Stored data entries
----------------

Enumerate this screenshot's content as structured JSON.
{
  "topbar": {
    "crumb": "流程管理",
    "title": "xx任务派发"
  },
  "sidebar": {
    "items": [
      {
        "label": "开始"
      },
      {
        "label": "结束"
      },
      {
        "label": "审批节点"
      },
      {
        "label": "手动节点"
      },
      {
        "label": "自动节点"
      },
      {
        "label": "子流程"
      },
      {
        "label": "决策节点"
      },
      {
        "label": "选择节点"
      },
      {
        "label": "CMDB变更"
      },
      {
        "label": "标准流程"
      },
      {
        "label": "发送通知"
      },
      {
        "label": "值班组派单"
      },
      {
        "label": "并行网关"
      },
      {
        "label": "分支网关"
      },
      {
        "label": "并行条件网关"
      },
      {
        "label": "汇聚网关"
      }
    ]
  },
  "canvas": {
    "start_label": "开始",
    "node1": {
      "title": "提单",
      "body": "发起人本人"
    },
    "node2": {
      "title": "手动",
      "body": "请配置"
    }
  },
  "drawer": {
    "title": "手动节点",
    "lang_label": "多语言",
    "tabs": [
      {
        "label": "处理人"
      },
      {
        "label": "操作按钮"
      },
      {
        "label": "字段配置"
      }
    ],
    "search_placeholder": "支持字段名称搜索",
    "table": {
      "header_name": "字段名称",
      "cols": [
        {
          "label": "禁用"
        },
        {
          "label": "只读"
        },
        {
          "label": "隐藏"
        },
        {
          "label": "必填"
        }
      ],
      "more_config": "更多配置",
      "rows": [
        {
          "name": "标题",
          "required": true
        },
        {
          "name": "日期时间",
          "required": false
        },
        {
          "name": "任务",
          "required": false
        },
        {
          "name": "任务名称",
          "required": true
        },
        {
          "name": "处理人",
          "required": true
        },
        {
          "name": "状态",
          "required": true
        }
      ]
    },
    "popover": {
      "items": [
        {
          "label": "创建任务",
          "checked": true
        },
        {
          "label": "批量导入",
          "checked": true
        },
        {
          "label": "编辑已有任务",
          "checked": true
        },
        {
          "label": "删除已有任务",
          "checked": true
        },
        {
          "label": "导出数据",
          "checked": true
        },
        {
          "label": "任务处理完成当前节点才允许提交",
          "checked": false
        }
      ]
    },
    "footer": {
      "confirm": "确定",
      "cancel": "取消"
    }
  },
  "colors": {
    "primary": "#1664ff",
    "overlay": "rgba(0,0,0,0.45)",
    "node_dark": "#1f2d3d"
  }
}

----------------

Extract all the material, leaving every line as it is.

[EXERCISE OUTPUT]
Enumerate this screenshot's content as structured JSON.
{
  "topbar": {
    "crumb": "流程管理",
    "title": "xx任务派发"
  },
  "sidebar": {
    "items": [
      {
        "label": "开始"
      },
      {
        "label": "结束"
      },
      {
        "label": "审批节点"
      },
      {
        "label": "手动节点"
      },
      {
        "label": "自动节点"
      },
      {
        "label": "子流程"
      },
      {
        "label": "决策节点"
      },
      {
        "label": "选择节点"
      },
      {
        "label": "CMDB变更"
      },
      {
        "label": "标准流程"
      },
      {
        "label": "发送通知"
      },
      {
        "label": "值班组派单"
      },
      {
        "label": "并行网关"
      },
      {
        "label": "分支网关"
      },
      {
        "label": "并行条件网关"
      },
      {
        "label": "汇聚网关"
      }
    ]
  },
  "canvas": {
    "start_label": "开始",
    "node1": {
      "title": "提单",
      "body": "发起人本人"
    },
    "node2": {
      "title": "手动",
      "body": "请配置"
    }
  },
  "drawer": {
    "title": "手动节点",
    "lang_label": "多语言",
    "tabs": [
      {
        "label": "处理人"
      },
      {
        "label": "操作按钮"
      },
      {
        "label": "字段配置"
      }
    ],
    "search_placeholder": "支持字段名称搜索",
    "table": {
      "header_name": "字段名称",
      "cols": [
        {
          "label": "禁用"
        },
        {
          "label": "只读"
        },
        {
          "label": "隐藏"
        },
        {
          "label": "必填"
        }
      ],
      "more_config": "更多配置",
      "rows": [
        {
          "name": "标题",
          "required": true
        },
        {
          "name": "日期时间",
          "required": false
        },
        {
          "name": "任务",
          "required": false
        },
        {
          "name": "任务名称",
          "required": true
        },
        {
          "name": "处理人",
          "required": true
        },
        {
          "name": "状态",
          "required": true
        }
      ]
    },
    "popover": {
      "items": [
        {
          "label": "创建任务",
          "checked": true
        },
        {
          "label": "批量导入",
          "checked": true
        },
        {
          "label": "编辑已有任务",
          "checked": true
        },
        {
          "label": "删除已有任务",
          "checked": true
        },
        {
          "label": "导出数据",
          "checked": true
        },
        {
          "label": "任务处理完成当前节点才允许提交",
          "checked": false
        }
      ]
    },
    "footer": {
      "confirm": "确定",
      "cancel": "取消"
    }
  },
  "colors": {
    "primary": "#1664ff",
    "overlay": "rgba(0,0,0,0.45)",
    "node_dark": "#1f2d3d"
  }
}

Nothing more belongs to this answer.